In all the material below, substitute "form-row" for every "table-row" and reproduce the lines with nothing else altered, omitting the pictures.

══ Raw data ══

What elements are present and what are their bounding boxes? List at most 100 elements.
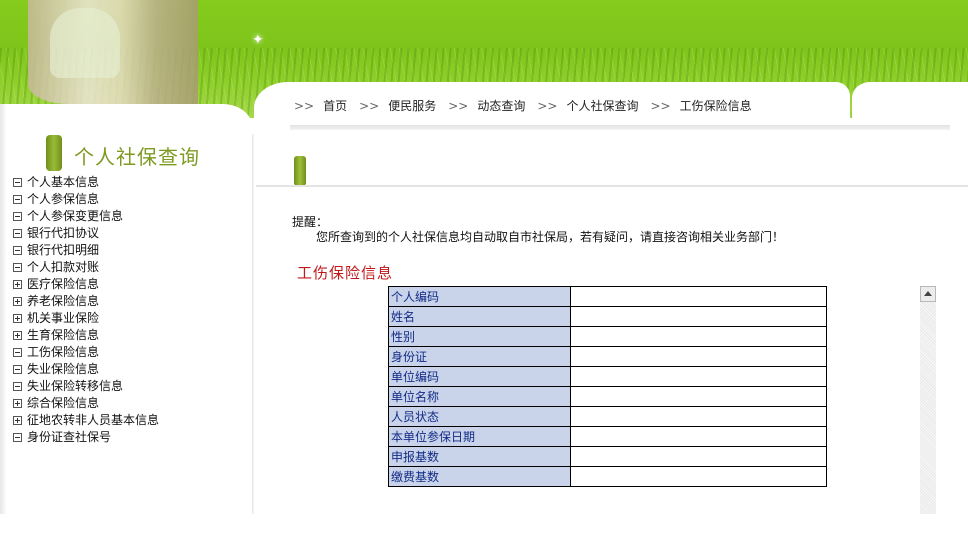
sidebar-item[interactable]: 个人扣款对账	[13, 259, 159, 276]
sidebar-item[interactable]: 身份证查社保号	[13, 429, 159, 446]
field-value	[570, 306, 827, 327]
section-marker	[294, 156, 306, 186]
section-divider	[256, 185, 968, 187]
collapse-icon[interactable]	[13, 382, 22, 391]
sidebar-item[interactable]: 个人参保变更信息	[13, 208, 159, 225]
sidebar-divider	[252, 134, 254, 514]
collapse-icon[interactable]	[13, 195, 22, 204]
expand-icon[interactable]	[13, 314, 22, 323]
field-value	[570, 346, 827, 367]
table-row: 个人编码	[388, 286, 827, 307]
sidebar-item[interactable]: 机关事业保险	[13, 310, 159, 327]
field-label: 性别	[388, 326, 571, 347]
sidebar-left-edge	[0, 104, 6, 514]
field-value	[570, 366, 827, 387]
sidebar-item-label: 机关事业保险	[27, 311, 100, 325]
sidebar-item[interactable]: 个人参保信息	[13, 191, 159, 208]
sidebar-item[interactable]: 综合保险信息	[13, 395, 159, 412]
sidebar-item-label: 生育保险信息	[27, 328, 100, 342]
sidebar-item-label: 个人参保信息	[27, 192, 100, 206]
field-label: 单位名称	[388, 386, 571, 407]
field-label: 身份证	[388, 346, 571, 367]
table-row: 缴费基数	[388, 466, 827, 487]
field-label: 本单位参保日期	[388, 426, 571, 447]
collapse-icon[interactable]	[13, 178, 22, 187]
field-label: 申报基数	[388, 446, 571, 467]
breadcrumb-separator: >>	[294, 99, 315, 113]
breadcrumb-separator: >>	[448, 99, 469, 113]
sidebar-item[interactable]: 个人基本信息	[13, 174, 159, 191]
expand-icon[interactable]	[13, 416, 22, 425]
table-row: 性别	[388, 326, 827, 347]
field-label: 单位编码	[388, 366, 571, 387]
injury-insurance-table: 个人编码 姓名 性别 身份证 单位编码 单位名称 人员状态 本单位参保日期 申报…	[388, 286, 827, 487]
sidebar-item-label: 综合保险信息	[27, 396, 100, 410]
sidebar-item[interactable]: 工伤保险信息	[13, 344, 159, 361]
field-value	[570, 386, 827, 407]
sidebar-title-marker	[46, 135, 62, 171]
breadcrumb: >> 首页 >> 便民服务 >> 动态查询 >> 个人社保查询 >> 工伤保险信息	[294, 97, 764, 115]
sidebar-item-label: 征地农转非人员基本信息	[27, 413, 160, 427]
table-row: 单位编码	[388, 366, 827, 387]
expand-icon[interactable]	[13, 399, 22, 408]
sidebar-item[interactable]: 失业保险信息	[13, 361, 159, 378]
sidebar-item[interactable]: 征地农转非人员基本信息	[13, 412, 159, 429]
breadcrumb-current: 工伤保险信息	[679, 99, 752, 113]
sidebar-item[interactable]: 医疗保险信息	[13, 276, 159, 293]
scroll-up-arrow-icon[interactable]	[920, 286, 936, 302]
table-row: 申报基数	[388, 446, 827, 467]
breadcrumb-separator: >>	[650, 99, 671, 113]
sidebar-item[interactable]: 银行代扣明细	[13, 242, 159, 259]
sidebar-item-label: 养老保险信息	[27, 294, 100, 308]
sidebar-item-label: 失业保险转移信息	[27, 379, 124, 393]
field-value	[570, 466, 827, 487]
sparkle-icon: ✦	[252, 32, 264, 48]
sidebar-item-label: 银行代扣协议	[27, 226, 100, 240]
field-value	[570, 446, 827, 467]
info-title: 工伤保险信息	[297, 264, 394, 282]
breadcrumb-separator: >>	[359, 99, 380, 113]
field-value	[570, 426, 827, 447]
sidebar-item[interactable]: 生育保险信息	[13, 327, 159, 344]
expand-icon[interactable]	[13, 297, 22, 306]
breadcrumb-separator: >>	[537, 99, 558, 113]
right-top-cap	[852, 82, 968, 142]
collapse-icon[interactable]	[13, 433, 22, 442]
field-value	[570, 326, 827, 347]
collapse-icon[interactable]	[13, 246, 22, 255]
sidebar-top-cap	[0, 104, 252, 134]
field-label: 个人编码	[388, 286, 571, 307]
breadcrumb-services[interactable]: 便民服务	[388, 99, 436, 113]
collapse-icon[interactable]	[13, 348, 22, 357]
field-label: 人员状态	[388, 406, 571, 427]
breadcrumb-dynamic-query[interactable]: 动态查询	[477, 99, 525, 113]
collapse-icon[interactable]	[13, 229, 22, 238]
field-value	[570, 286, 827, 307]
field-value	[570, 406, 827, 427]
sidebar-item[interactable]: 失业保险转移信息	[13, 378, 159, 395]
table-row: 姓名	[388, 306, 827, 327]
sidebar-menu: 个人基本信息 个人参保信息 个人参保变更信息 银行代扣协议 银行代扣明细 个人扣…	[13, 174, 159, 446]
sidebar-item-label: 医疗保险信息	[27, 277, 100, 291]
expand-icon[interactable]	[13, 280, 22, 289]
expand-icon[interactable]	[13, 331, 22, 340]
vertical-scrollbar[interactable]	[920, 286, 936, 514]
breadcrumb-home[interactable]: 首页	[323, 99, 347, 113]
table-row: 身份证	[388, 346, 827, 367]
sidebar-item-label: 个人参保变更信息	[27, 209, 124, 223]
banner-photo	[28, 0, 198, 104]
table-row: 人员状态	[388, 406, 827, 427]
sidebar-item-label: 个人基本信息	[27, 175, 100, 189]
sidebar-item[interactable]: 银行代扣协议	[13, 225, 159, 242]
breadcrumb-social-security-query[interactable]: 个人社保查询	[566, 99, 638, 113]
sidebar-item-label: 银行代扣明细	[27, 243, 100, 257]
sidebar-item-label: 失业保险信息	[27, 362, 100, 376]
sidebar-item[interactable]: 养老保险信息	[13, 293, 159, 310]
collapse-icon[interactable]	[13, 212, 22, 221]
sidebar-title: 个人社保查询	[46, 133, 246, 171]
sidebar-title-text: 个人社保查询	[74, 145, 200, 169]
collapse-icon[interactable]	[13, 365, 22, 374]
collapse-icon[interactable]	[13, 263, 22, 272]
sidebar-item-label: 个人扣款对账	[27, 260, 100, 274]
table-row: 单位名称	[388, 386, 827, 407]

═══

## The result
What elements are present and what are their bounding boxes? List at most 100 elements.
sidebar-item[interactable]: 个人扣款对账	[13, 259, 159, 276]
sidebar-item[interactable]: 身份证查社保号	[13, 429, 159, 446]
field-value	[570, 306, 827, 327]
section-marker	[294, 156, 306, 186]
section-divider	[256, 185, 968, 187]
collapse-icon[interactable]	[13, 382, 22, 391]
sidebar-item[interactable]: 个人参保变更信息	[13, 208, 159, 225]
sidebar-divider	[252, 134, 254, 514]
collapse-icon[interactable]	[13, 195, 22, 204]
expand-icon[interactable]	[13, 314, 22, 323]
field-value	[570, 346, 827, 367]
form-row: 个人编码	[388, 286, 827, 307]
sidebar-item[interactable]: 机关事业保险	[13, 310, 159, 327]
field-label: 性别	[388, 326, 571, 347]
sidebar-left-edge	[0, 104, 6, 514]
field-value	[570, 366, 827, 387]
sidebar-item-label: 机关事业保险	[27, 311, 100, 325]
sidebar-item[interactable]: 个人参保信息	[13, 191, 159, 208]
sidebar-item[interactable]: 综合保险信息	[13, 395, 159, 412]
sidebar-item-label: 生育保险信息	[27, 328, 100, 342]
sidebar-item-label: 个人参保信息	[27, 192, 100, 206]
field-label: 单位名称	[388, 386, 571, 407]
field-label: 身份证	[388, 346, 571, 367]
form-row: 缴费基数	[388, 466, 827, 487]
field-label: 本单位参保日期	[388, 426, 571, 447]
collapse-icon[interactable]	[13, 178, 22, 187]
field-label: 申报基数	[388, 446, 571, 467]
breadcrumb-separator: >>	[294, 99, 315, 113]
breadcrumb-separator: >>	[448, 99, 469, 113]
sidebar-item[interactable]: 个人基本信息	[13, 174, 159, 191]
expand-icon[interactable]	[13, 416, 22, 425]
form-row: 性别	[388, 326, 827, 347]
field-label: 单位编码	[388, 366, 571, 387]
injury-insurance-table: 个人编码 姓名 性别 身份证 单位编码 单位名称 人员状态 本单位参保日期 申报…	[388, 286, 827, 487]
sidebar-item-label: 综合保险信息	[27, 396, 100, 410]
sidebar-item[interactable]: 工伤保险信息	[13, 344, 159, 361]
field-value	[570, 386, 827, 407]
sidebar-title-marker	[46, 135, 62, 171]
breadcrumb: >> 首页 >> 便民服务 >> 动态查询 >> 个人社保查询 >> 工伤保险信息	[294, 97, 764, 115]
sidebar-item-label: 征地农转非人员基本信息	[27, 413, 160, 427]
form-row: 单位编码	[388, 366, 827, 387]
expand-icon[interactable]	[13, 399, 22, 408]
sidebar-item[interactable]: 失业保险信息	[13, 361, 159, 378]
sidebar-item[interactable]: 征地农转非人员基本信息	[13, 412, 159, 429]
breadcrumb-current: 工伤保险信息	[679, 99, 752, 113]
sidebar-item[interactable]: 医疗保险信息	[13, 276, 159, 293]
scroll-up-arrow-icon[interactable]	[920, 286, 936, 302]
form-row: 申报基数	[388, 446, 827, 467]
breadcrumb-separator: >>	[650, 99, 671, 113]
sidebar-item[interactable]: 银行代扣明细	[13, 242, 159, 259]
sidebar-item-label: 养老保险信息	[27, 294, 100, 308]
sidebar-item-label: 失业保险转移信息	[27, 379, 124, 393]
field-value	[570, 466, 827, 487]
sparkle-icon: ✦	[252, 32, 264, 48]
sidebar-item-label: 银行代扣协议	[27, 226, 100, 240]
field-value	[570, 446, 827, 467]
info-title: 工伤保险信息	[297, 264, 394, 282]
breadcrumb-separator: >>	[359, 99, 380, 113]
field-value	[570, 426, 827, 447]
sidebar-item[interactable]: 生育保险信息	[13, 327, 159, 344]
expand-icon[interactable]	[13, 297, 22, 306]
breadcrumb-separator: >>	[537, 99, 558, 113]
right-top-cap	[852, 82, 968, 142]
collapse-icon[interactable]	[13, 433, 22, 442]
field-value	[570, 326, 827, 347]
collapse-icon[interactable]	[13, 246, 22, 255]
sidebar-top-cap	[0, 104, 252, 134]
field-label: 个人编码	[388, 286, 571, 307]
breadcrumb-services[interactable]: 便民服务	[388, 99, 436, 113]
collapse-icon[interactable]	[13, 348, 22, 357]
field-label: 人员状态	[388, 406, 571, 427]
breadcrumb-dynamic-query[interactable]: 动态查询	[477, 99, 525, 113]
collapse-icon[interactable]	[13, 229, 22, 238]
field-value	[570, 286, 827, 307]
field-value	[570, 406, 827, 427]
sidebar-item[interactable]: 失业保险转移信息	[13, 378, 159, 395]
form-row: 姓名	[388, 306, 827, 327]
sidebar-menu: 个人基本信息 个人参保信息 个人参保变更信息 银行代扣协议 银行代扣明细 个人扣…	[13, 174, 159, 446]
sidebar-item-label: 医疗保险信息	[27, 277, 100, 291]
expand-icon[interactable]	[13, 280, 22, 289]
expand-icon[interactable]	[13, 331, 22, 340]
vertical-scrollbar[interactable]	[920, 286, 936, 514]
breadcrumb-home[interactable]: 首页	[323, 99, 347, 113]
form-row: 身份证	[388, 346, 827, 367]
sidebar-item-label: 个人参保变更信息	[27, 209, 124, 223]
banner-photo	[28, 0, 198, 104]
form-row: 人员状态	[388, 406, 827, 427]
sidebar-item-label: 个人基本信息	[27, 175, 100, 189]
sidebar-item[interactable]: 银行代扣协议	[13, 225, 159, 242]
breadcrumb-social-security-query[interactable]: 个人社保查询	[566, 99, 638, 113]
sidebar-item-label: 银行代扣明细	[27, 243, 100, 257]
sidebar-item-label: 失业保险信息	[27, 362, 100, 376]
sidebar-item[interactable]: 养老保险信息	[13, 293, 159, 310]
collapse-icon[interactable]	[13, 212, 22, 221]
sidebar-title: 个人社保查询	[46, 133, 246, 171]
sidebar-title-text: 个人社保查询	[74, 145, 200, 169]
collapse-icon[interactable]	[13, 365, 22, 374]
collapse-icon[interactable]	[13, 263, 22, 272]
sidebar-item-label: 个人扣款对账	[27, 260, 100, 274]
form-row: 单位名称	[388, 386, 827, 407]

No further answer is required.